* **Document segment**:
◇ ◇ ◇ ◇ ◇ ◇ ◇

POSTS
I am a fussy toddler…
Devotional Blog:
Topic: “Cultivating the quiet”, 01/08/12, Psalm 23: 1-6
Hey…I’m into January in this book…well actually I’m backlogged and still have some blogs from December’s month in the book to write but I kind of just dog-ear them and will get to them, eventually.
Interestingly this one came up. In a previous entry in the book the author had encouraged us to spend our time productively and not waste it and I wrote a blog about how taking moments to ‘space out’ and how valuable that can be for ones mental health. Now in this entry she encourages moments of quiet stating that a ‘quiet heart is a receptive heart’. 1 Peter 3:4 states, pulling from the previous verse–beauty…”should be that of your inner self, the unfading beauty of a gentle and quiet spirit, which is of great worth in God’s sight.” Pslam 23: 2 states: “He lets me rest in green meadows; he leads me beside peaceful streams…”
Flipping through the book this morning to find an entry dog-earred to write about I came across this and it hit a nerve for me. In the past few weeks my life has taken a tremendous turn.

◇ ◇ ◇ ◇ ◇ ◇ ◇

* **Provided material**:
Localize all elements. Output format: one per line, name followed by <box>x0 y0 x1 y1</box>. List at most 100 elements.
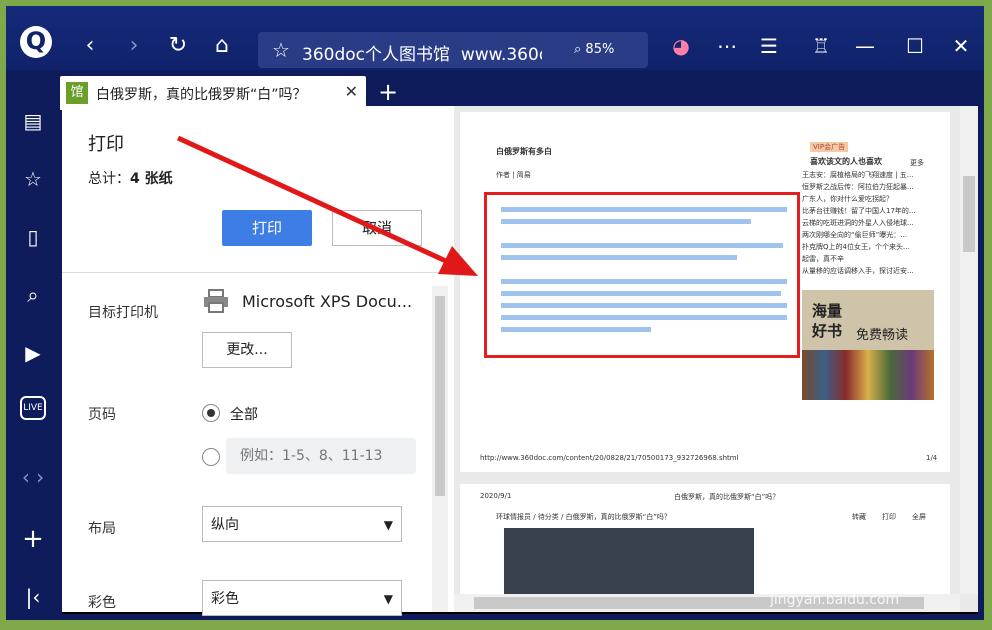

◇ ◇ ◇ ◇ ◇ ◇ ◇

* **Tasks for this exercise**:
[1] Answer these questions from the blog post:
(a) What date appears in the topic line?
(b) According to the book's author, what kind of heart is a quiet heart?
(c) What does the blogger say has happened to their life in the past few weeks?
[2] Please output, word for word, the part of the blog post that opens with the words containing "Interestingly this one" and closes with "a tremendous turn.".
The data comes from a source unrelated to the blog post.

* **Task responses**:
[1]
(a) 01/08/12
(b) A receptive heart.
(c) It has taken a tremendous turn.

[2]
Interestingly this one came up. In a previous entry in the book the author had encouraged us to spend our time productively and not waste it and I wrote a blog about how taking moments to ‘space out’ and how valuable that can be for ones mental health. Now in this entry she encourages moments of quiet stating that a ‘quiet heart is a receptive heart’. 1 Peter 3:4 states, pulling from the previous verse–beauty…”should be that of your inner self, the unfading beauty of a gentle and quiet spirit, which is of great worth in God’s sight.” Pslam 23: 2 states: “He lets me rest in green meadows; he leads me beside peaceful streams…”
Flipping through the book this morning to find an entry dog-earred to write about I came across this and it hit a nerve for me. In the past few weeks my life has taken a tremendous turn.